(Given instruction) From the listing below, copy every line with the word "liczba".

(Record list)
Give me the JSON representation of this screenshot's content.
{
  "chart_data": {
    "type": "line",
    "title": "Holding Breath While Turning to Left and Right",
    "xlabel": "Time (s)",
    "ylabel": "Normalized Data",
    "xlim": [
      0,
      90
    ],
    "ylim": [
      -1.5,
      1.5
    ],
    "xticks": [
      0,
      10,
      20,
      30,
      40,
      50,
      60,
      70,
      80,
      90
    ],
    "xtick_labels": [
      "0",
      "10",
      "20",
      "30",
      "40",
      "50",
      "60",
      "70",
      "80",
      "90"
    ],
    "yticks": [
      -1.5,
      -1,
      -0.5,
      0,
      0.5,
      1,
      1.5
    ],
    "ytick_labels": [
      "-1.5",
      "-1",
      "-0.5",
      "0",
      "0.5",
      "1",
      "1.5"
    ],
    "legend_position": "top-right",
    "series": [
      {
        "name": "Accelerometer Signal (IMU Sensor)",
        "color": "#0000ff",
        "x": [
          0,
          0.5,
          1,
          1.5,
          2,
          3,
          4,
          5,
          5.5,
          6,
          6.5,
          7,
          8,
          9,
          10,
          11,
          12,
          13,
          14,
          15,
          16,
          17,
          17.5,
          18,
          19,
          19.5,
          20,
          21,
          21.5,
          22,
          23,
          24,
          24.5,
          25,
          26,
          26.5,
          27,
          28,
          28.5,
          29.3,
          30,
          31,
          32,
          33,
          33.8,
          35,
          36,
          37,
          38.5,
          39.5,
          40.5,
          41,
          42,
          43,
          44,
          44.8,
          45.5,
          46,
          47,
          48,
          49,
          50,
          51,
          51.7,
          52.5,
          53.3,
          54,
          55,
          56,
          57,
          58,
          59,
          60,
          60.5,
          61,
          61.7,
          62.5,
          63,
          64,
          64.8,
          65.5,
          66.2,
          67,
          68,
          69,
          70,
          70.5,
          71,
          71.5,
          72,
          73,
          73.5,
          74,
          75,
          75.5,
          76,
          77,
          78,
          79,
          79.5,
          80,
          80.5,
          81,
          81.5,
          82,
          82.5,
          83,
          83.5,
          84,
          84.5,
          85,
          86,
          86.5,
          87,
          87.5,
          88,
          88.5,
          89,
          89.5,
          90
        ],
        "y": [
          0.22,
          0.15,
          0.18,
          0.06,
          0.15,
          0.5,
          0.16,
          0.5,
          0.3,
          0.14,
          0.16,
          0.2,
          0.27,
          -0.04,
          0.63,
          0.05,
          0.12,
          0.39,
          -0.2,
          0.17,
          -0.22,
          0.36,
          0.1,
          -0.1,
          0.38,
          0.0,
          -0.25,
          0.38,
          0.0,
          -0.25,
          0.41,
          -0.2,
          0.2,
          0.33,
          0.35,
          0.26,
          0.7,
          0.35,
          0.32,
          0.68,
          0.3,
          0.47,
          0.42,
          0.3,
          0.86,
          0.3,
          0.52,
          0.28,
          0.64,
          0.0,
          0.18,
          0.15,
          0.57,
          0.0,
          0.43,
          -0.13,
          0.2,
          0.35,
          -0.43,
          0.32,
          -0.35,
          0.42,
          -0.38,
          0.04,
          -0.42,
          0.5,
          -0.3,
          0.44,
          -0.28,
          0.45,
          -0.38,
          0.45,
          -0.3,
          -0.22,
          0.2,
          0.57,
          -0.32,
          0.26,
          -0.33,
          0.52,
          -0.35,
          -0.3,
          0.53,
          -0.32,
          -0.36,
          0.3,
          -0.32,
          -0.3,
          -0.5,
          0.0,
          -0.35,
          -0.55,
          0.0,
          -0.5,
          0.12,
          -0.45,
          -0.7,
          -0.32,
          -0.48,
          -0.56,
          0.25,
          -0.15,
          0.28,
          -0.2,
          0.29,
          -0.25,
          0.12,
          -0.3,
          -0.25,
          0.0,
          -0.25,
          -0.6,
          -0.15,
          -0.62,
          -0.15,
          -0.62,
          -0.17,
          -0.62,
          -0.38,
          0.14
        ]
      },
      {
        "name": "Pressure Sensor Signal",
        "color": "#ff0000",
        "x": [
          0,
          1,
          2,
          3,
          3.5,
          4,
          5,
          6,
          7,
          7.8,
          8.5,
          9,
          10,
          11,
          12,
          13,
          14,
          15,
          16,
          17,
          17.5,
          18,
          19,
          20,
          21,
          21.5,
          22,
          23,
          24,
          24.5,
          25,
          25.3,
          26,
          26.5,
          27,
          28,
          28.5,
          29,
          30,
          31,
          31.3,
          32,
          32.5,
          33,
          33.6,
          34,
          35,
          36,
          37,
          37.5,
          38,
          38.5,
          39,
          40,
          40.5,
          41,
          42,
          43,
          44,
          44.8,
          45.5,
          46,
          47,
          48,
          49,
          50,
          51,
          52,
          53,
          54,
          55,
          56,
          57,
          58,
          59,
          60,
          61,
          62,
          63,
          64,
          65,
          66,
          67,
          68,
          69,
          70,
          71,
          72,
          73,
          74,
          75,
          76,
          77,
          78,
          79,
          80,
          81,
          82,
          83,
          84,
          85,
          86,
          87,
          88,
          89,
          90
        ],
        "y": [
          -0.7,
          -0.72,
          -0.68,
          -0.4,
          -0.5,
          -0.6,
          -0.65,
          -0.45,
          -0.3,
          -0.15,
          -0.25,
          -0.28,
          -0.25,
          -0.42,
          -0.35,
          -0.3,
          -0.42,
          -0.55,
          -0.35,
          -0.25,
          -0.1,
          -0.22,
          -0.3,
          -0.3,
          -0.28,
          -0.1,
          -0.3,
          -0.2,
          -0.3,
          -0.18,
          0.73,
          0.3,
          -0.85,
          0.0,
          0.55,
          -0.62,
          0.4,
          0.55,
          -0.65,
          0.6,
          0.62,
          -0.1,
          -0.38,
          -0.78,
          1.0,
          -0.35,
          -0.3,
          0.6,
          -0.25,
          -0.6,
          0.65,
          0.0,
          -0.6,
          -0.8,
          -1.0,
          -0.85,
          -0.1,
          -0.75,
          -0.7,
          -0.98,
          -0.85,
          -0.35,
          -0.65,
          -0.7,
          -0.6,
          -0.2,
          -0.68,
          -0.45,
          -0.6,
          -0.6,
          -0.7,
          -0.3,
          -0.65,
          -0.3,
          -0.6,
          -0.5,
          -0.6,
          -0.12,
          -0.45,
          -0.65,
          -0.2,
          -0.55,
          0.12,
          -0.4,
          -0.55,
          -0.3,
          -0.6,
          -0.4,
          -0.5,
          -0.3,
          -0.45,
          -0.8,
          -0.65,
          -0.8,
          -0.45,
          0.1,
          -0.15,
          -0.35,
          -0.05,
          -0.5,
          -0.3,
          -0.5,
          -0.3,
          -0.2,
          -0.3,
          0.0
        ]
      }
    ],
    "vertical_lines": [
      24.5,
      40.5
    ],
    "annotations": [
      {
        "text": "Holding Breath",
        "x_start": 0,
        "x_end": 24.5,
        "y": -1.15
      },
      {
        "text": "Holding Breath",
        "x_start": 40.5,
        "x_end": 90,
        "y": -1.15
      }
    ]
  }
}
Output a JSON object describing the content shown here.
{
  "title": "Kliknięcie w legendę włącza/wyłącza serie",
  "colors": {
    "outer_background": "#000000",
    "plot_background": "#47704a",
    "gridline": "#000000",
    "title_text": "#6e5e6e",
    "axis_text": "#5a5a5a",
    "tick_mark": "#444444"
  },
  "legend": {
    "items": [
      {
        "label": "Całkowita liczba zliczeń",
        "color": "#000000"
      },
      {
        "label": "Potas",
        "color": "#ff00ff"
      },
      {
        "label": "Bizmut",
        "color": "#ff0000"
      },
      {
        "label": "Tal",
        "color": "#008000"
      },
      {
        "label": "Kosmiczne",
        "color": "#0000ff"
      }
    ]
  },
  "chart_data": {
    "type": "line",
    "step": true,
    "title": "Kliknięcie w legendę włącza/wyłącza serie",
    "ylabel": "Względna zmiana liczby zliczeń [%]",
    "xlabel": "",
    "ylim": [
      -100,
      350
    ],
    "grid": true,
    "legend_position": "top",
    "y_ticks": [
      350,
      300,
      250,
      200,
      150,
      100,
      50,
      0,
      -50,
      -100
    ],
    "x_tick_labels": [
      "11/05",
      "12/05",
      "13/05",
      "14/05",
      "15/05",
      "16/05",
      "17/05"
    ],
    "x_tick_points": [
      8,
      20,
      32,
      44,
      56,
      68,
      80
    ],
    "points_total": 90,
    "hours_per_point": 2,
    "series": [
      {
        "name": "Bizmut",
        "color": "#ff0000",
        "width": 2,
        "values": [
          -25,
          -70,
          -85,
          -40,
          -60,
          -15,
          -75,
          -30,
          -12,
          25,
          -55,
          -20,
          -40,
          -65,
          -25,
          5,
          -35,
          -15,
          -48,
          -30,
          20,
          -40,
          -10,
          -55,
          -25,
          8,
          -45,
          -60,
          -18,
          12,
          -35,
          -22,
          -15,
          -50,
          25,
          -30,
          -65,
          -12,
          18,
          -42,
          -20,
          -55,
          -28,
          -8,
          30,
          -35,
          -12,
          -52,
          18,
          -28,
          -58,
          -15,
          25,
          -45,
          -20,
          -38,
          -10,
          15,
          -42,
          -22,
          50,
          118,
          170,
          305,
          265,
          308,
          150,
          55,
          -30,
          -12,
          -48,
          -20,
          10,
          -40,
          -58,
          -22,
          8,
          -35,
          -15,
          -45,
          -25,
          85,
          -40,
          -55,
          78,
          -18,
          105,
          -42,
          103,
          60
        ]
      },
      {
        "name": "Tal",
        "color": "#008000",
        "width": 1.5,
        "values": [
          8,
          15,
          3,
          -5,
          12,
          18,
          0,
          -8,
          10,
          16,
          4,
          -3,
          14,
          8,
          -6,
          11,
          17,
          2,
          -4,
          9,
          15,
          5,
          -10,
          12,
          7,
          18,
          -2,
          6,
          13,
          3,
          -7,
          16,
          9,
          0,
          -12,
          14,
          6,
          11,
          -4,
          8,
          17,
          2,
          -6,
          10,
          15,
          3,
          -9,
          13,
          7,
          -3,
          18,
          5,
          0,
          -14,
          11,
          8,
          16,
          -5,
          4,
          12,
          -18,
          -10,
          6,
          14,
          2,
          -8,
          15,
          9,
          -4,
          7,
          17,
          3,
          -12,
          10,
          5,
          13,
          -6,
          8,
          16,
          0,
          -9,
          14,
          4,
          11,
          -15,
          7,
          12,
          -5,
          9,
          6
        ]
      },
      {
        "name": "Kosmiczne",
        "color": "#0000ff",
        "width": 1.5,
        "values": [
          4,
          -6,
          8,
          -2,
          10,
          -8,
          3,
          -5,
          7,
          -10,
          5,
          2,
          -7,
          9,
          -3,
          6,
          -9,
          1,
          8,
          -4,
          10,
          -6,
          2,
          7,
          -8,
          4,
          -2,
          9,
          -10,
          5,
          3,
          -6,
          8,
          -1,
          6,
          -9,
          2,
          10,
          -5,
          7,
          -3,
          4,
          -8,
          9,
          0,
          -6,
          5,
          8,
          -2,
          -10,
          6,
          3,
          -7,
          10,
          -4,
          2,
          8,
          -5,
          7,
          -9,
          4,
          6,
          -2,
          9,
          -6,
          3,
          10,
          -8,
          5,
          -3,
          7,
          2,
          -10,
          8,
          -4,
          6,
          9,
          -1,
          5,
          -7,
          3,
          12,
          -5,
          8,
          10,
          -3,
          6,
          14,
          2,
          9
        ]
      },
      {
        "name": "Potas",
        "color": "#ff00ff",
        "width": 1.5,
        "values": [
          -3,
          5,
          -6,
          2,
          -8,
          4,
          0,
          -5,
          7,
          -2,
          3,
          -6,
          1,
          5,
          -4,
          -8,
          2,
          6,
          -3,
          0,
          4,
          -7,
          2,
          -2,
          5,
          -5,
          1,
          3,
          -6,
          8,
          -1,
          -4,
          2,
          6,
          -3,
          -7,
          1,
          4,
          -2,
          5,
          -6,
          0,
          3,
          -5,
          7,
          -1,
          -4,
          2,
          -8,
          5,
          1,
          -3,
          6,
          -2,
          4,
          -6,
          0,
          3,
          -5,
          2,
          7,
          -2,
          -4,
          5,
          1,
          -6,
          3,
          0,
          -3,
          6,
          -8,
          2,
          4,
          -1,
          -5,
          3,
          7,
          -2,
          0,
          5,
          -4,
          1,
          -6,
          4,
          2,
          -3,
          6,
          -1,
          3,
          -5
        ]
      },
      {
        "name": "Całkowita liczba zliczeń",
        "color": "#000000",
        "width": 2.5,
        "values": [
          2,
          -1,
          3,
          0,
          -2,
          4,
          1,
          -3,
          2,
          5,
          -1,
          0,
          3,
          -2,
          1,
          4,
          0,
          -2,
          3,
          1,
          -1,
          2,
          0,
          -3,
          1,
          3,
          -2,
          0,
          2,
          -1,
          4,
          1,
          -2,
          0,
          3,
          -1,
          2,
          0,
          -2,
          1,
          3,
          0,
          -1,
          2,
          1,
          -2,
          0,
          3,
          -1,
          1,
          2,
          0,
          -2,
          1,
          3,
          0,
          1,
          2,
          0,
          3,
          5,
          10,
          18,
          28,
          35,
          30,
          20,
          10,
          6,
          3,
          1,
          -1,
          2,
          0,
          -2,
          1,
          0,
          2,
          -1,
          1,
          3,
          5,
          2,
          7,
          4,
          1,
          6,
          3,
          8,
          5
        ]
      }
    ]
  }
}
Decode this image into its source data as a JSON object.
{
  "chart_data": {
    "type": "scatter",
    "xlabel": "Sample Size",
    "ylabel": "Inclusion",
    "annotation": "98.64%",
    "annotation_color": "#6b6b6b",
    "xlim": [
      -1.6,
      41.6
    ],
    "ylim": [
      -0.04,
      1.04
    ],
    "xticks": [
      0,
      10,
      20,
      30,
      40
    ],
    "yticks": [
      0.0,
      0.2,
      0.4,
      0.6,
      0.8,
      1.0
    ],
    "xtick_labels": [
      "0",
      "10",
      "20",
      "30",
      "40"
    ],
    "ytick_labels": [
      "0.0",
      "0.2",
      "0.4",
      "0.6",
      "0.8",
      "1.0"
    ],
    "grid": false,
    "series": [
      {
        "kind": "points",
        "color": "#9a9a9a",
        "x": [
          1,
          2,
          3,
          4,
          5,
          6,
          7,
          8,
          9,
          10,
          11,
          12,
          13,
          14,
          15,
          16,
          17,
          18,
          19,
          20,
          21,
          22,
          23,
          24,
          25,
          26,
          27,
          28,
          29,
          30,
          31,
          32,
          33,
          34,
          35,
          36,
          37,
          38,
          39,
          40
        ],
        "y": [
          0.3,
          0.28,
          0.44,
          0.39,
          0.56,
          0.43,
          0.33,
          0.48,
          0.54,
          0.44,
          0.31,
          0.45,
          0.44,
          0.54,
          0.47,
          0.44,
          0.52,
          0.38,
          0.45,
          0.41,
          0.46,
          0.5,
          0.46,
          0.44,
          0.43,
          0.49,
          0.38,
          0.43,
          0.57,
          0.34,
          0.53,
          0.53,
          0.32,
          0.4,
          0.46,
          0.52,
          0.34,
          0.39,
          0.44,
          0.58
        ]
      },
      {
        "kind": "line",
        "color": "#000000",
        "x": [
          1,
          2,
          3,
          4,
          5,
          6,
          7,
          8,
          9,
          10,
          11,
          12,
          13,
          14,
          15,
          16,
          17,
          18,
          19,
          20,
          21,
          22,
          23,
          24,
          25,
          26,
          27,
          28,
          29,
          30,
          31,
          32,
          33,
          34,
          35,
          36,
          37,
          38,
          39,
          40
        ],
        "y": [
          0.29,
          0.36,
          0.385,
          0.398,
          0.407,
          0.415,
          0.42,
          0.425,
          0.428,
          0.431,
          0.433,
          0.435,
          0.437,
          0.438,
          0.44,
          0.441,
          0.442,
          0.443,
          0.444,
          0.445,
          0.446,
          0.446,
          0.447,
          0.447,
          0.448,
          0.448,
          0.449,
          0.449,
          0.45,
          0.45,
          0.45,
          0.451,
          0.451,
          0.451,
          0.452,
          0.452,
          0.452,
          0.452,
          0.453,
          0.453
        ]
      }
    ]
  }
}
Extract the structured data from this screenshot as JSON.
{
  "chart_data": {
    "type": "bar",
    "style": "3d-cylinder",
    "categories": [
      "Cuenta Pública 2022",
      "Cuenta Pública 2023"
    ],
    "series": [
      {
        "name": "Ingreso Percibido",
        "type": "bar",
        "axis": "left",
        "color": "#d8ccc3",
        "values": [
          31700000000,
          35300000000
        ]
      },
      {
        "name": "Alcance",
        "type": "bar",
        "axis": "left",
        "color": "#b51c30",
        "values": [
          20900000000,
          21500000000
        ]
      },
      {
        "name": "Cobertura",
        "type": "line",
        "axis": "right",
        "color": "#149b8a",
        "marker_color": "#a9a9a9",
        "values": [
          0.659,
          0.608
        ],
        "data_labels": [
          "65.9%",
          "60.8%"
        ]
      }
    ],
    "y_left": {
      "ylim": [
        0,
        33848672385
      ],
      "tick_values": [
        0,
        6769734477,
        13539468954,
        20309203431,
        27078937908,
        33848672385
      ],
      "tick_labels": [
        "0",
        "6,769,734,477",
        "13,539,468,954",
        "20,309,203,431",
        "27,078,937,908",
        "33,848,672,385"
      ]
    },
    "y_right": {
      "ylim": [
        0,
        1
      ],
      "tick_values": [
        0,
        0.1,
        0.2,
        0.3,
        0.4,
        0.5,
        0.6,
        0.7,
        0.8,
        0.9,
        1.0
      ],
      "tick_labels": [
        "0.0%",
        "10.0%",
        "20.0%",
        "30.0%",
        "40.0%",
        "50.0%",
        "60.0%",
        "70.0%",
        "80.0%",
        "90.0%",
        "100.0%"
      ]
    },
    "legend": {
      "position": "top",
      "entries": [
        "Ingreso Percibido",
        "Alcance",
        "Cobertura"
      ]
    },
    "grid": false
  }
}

(Response for this exercise)
        "label": "Całkowita liczba zliczeń",
        "name": "Całkowita liczba zliczeń",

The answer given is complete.